### What you have to do:
Each entry below is to be duplicated verbatim.

### Provided entries:
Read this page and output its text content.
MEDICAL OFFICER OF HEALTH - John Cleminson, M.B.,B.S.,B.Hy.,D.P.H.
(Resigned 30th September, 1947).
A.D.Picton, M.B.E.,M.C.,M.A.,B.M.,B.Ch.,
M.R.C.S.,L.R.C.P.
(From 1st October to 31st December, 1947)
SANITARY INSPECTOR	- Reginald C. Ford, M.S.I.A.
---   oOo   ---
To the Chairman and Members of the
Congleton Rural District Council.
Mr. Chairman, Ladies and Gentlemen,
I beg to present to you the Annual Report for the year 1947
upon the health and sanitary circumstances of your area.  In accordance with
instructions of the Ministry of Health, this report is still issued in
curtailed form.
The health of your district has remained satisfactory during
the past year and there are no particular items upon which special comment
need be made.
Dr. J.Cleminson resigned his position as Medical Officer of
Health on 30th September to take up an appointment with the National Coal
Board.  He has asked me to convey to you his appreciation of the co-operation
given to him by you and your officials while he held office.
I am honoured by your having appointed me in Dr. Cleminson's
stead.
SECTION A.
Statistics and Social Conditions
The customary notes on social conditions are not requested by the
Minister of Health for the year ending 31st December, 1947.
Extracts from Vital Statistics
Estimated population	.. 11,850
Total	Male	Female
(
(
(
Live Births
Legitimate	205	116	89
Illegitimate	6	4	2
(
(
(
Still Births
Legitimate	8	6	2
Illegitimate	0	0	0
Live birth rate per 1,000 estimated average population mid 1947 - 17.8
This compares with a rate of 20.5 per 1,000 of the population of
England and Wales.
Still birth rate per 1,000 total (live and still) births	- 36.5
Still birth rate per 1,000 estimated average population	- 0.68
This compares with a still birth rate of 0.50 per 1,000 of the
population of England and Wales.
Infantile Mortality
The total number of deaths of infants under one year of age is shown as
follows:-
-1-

### The solution:
Read this page and output its text content.
MEDICAL OFFICER OF HEALTH - John Cleminson, M.B.,B.S.,B.Hy.,D.P.H.
(Resigned 30th September, 1947).
A.D.Picton, M.B.E.,M.C.,M.A.,B.M.,B.Ch.,
M.R.C.S.,L.R.C.P.
(From 1st October to 31st December, 1947)
SANITARY INSPECTOR	- Reginald C. Ford, M.S.I.A.
---   oOo   ---
To the Chairman and Members of the
Congleton Rural District Council.
Mr. Chairman, Ladies and Gentlemen,
I beg to present to you the Annual Report for the year 1947
upon the health and sanitary circumstances of your area.  In accordance with
instructions of the Ministry of Health, this report is still issued in
curtailed form.
The health of your district has remained satisfactory during
the past year and there are no particular items upon which special comment
need be made.
Dr. J.Cleminson resigned his position as Medical Officer of
Health on 30th September to take up an appointment with the National Coal
Board.  He has asked me to convey to you his appreciation of the co-operation
given to him by you and your officials while he held office.
I am honoured by your having appointed me in Dr. Cleminson's
stead.
SECTION A.
Statistics and Social Conditions
The customary notes on social conditions are not requested by the
Minister of Health for the year ending 31st December, 1947.
Extracts from Vital Statistics
Estimated population	.. 11,850
Total	Male	Female
(
(
(
Live Births
Legitimate	205	116	89
Illegitimate	6	4	2
(
(
(
Still Births
Legitimate	8	6	2
Illegitimate	0	0	0
Live birth rate per 1,000 estimated average population mid 1947 - 17.8
This compares with a rate of 20.5 per 1,000 of the population of
England and Wales.
Still birth rate per 1,000 total (live and still) births	- 36.5
Still birth rate per 1,000 estimated average population	- 0.68
This compares with a still birth rate of 0.50 per 1,000 of the
population of England and Wales.
Infantile Mortality
The total number of deaths of infants under one year of age is shown as
follows:-
-1-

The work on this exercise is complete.